A terceira ramificação dos negócios do Facebook poderá ser a mais comercial. A companhia está considerando seriamente um plano para conseguir dinheiro das programadoras que criam aplicativos para o site. Essas companhias iniciantes fabricam os softwares que as pessoas usam no Facebook para descobrir novas músicas, jogar videogames ou compartilhar slide shows. O vice-presidente Chamath Palihapitiya, anunciando a iniciativa pela primeira vez, diz que a companhia poderá ajudar essas empresas iniciantes a gerar mais caixa com a propaganda ou o comércio eletrônico e depois ficar com uma fatia dessas receitas. "Aposto que vamos criar um modelo de negócios bastante significativo nos próximos anos", diz ele. Mas as empresas de programação já têm uma relação delicada com o Facebook, de modo que um avanço sobre qualquer parte de suas receitas poderá se mostrar contencioso.

O Facebook está contando com Sandberg para fazer todo esse trabalho. A ex-executiva de vendas do Google teve um papel-chave na transformação do gigante das buscas na internet em uma das companhias mais lucrativas do mundo.

Adam Freed, que trabalhou no Google para Sheryl Sandberg, diz que ela é exigente, mas apóia os funcionários. Ele se lembra de ter trabalhado em uma apresentação para o estabelecimento de um escritório do Google em Dublin, na Irlanda, e , na ocasião Sandberg ter dito a ele que a apresentação não estava boa o suficiente. Após fazer algumas sugestões, ela sentou-se ao computador de Freed para ajudá-lo a encontrar as palavras certas. "Ela foi dura comigo para que eu pudesse crescer", diz ele.

O Facebook e Sandberg estão procurando meios para atuarem além dos tradicionais anúncios on-line - os banners de texto e imagens que aparecem nos sites da internet. Eles acreditam que somente oferecendo algo realmente diferente, como fez o Google, o Facebook poderá se destacar entre os muitos sites da internet. Um exemplo veio em agosto, quando o Facebook começou a lançar o que chama de "anúncios de compromisso". Enquanto a maior parte dos anúncios on-line é como outdoor, alardeando um slogan, os anúncios de compromisso são mais parecidos com um quadro de avisos digital, encorajando os usuários a responder às mensagens com comentários, compartilhando presentes virtuais ou tornando-se fãs dos próprios anúncios. Alguns dos testes deram certo. Um anúncio de compromisso do filme "Tropic Thunder" da Paramount Pictures, que incluiu um trailer do filme, gerou 30 mil comentários dos usuários do Facebook. "Ri tanto que perdi o fôlego", escreveu um fã.

Um serviço que deverá ser lançado até o fim do ano, chamado Facebook Connect, proporcionará capacidade de rede de relacionamento à CNN, CBS e outros sites e poderá tornar a propaganda mais relevante para os surfistas da internet. O serviço monitora o que as pessoas buscam na internet e que tipos de sites elas visitam. Se o Facebook descobrir que você visita sites especializados em alimentos, por exemplo, ele poderá oferecer um anúncio para que você assine a revista "Gourmet". Para dar suporte a esses esforços, o Facebook mais que dobrou sua equipe de vendas, para 130 pessoas. A companhia vai complementar os 400 vendedores da Microsoft responsáveis pela venda dos tradicionais anúncios por display.

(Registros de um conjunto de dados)
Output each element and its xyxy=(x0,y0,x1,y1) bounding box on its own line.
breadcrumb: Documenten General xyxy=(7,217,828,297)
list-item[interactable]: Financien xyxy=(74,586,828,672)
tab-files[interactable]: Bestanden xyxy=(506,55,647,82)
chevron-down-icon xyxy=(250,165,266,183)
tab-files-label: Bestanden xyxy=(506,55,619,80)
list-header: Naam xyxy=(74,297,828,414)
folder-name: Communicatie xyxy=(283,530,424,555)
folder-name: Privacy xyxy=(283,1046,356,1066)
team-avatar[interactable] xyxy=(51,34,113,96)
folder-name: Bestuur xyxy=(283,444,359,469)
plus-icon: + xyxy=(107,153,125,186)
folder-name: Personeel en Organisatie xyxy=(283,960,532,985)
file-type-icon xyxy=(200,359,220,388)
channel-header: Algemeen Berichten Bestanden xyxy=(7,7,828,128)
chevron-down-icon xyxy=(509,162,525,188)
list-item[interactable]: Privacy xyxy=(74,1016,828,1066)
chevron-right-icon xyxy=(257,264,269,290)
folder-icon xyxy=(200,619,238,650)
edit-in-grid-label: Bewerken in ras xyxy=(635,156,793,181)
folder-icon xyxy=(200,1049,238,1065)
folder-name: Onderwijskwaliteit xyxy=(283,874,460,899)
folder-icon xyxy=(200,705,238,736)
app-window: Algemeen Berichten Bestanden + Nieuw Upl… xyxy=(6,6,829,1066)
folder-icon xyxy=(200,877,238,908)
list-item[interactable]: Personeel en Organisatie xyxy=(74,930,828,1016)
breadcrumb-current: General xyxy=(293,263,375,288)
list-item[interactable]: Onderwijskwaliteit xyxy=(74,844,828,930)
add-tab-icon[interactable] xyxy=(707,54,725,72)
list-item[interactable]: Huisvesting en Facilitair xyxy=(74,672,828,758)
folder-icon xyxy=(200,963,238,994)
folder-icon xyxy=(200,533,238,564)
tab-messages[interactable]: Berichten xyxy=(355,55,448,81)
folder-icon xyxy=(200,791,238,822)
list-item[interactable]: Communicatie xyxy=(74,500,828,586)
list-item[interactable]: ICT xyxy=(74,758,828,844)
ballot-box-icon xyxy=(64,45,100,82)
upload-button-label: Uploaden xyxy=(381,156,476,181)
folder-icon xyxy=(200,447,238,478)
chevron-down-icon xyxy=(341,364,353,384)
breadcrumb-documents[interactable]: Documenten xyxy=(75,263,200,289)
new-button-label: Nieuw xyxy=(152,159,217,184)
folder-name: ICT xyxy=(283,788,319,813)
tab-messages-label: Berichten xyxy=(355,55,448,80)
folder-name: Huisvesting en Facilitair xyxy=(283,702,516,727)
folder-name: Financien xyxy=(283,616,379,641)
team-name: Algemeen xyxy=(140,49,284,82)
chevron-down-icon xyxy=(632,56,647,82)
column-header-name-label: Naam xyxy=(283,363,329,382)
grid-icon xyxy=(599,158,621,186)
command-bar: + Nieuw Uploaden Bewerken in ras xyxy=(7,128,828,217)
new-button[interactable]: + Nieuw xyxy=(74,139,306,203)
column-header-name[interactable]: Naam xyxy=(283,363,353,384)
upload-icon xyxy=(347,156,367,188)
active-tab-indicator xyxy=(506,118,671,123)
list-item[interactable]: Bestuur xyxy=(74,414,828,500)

### [EXERCÍCIOS PROPOSTOS]
1. Transcreva literalmente o trecho do texto sobre o Facebook que vai de "O Facebook está" até "lucrativas do mundo.", inclusive.
2. Reescreva de modo mais enxuto, em forma de lista, o parágrafo do texto sobre o Facebook que começa com "Um serviço que deverá ser lançado", mantendo seus fatos principais.
Os registros não são necessários para resolver nenhuma das tarefas.

### [RESPOSTAS DAS TAREFAS]
1.
O Facebook está contando com Sandberg para fazer todo esse trabalho. A ex-executiva de vendas do Google teve um papel-chave na transformação do gigante das buscas na internet em uma das companhias mais lucrativas do mundo.

2.
- O Facebook Connect deverá ser lançado até o fim do ano. Ele levará capacidade de rede de relacionamento à CNN, à CBS e a outros sites.
- O serviço poderá tornar a propaganda mais relevante, pois monitora o que as pessoas buscam na internet e que sites visitam. Por exemplo, quem visita sites especializados em alimentos poderá receber um anúncio para assinar a revista "Gourmet".
- Para apoiar esses esforços, o Facebook mais que dobrou sua equipe de vendas, que passou a ter 130 pessoas.
- Essa equipe complementará os 400 vendedores da Microsoft responsáveis pelos tradicionais anúncios por display.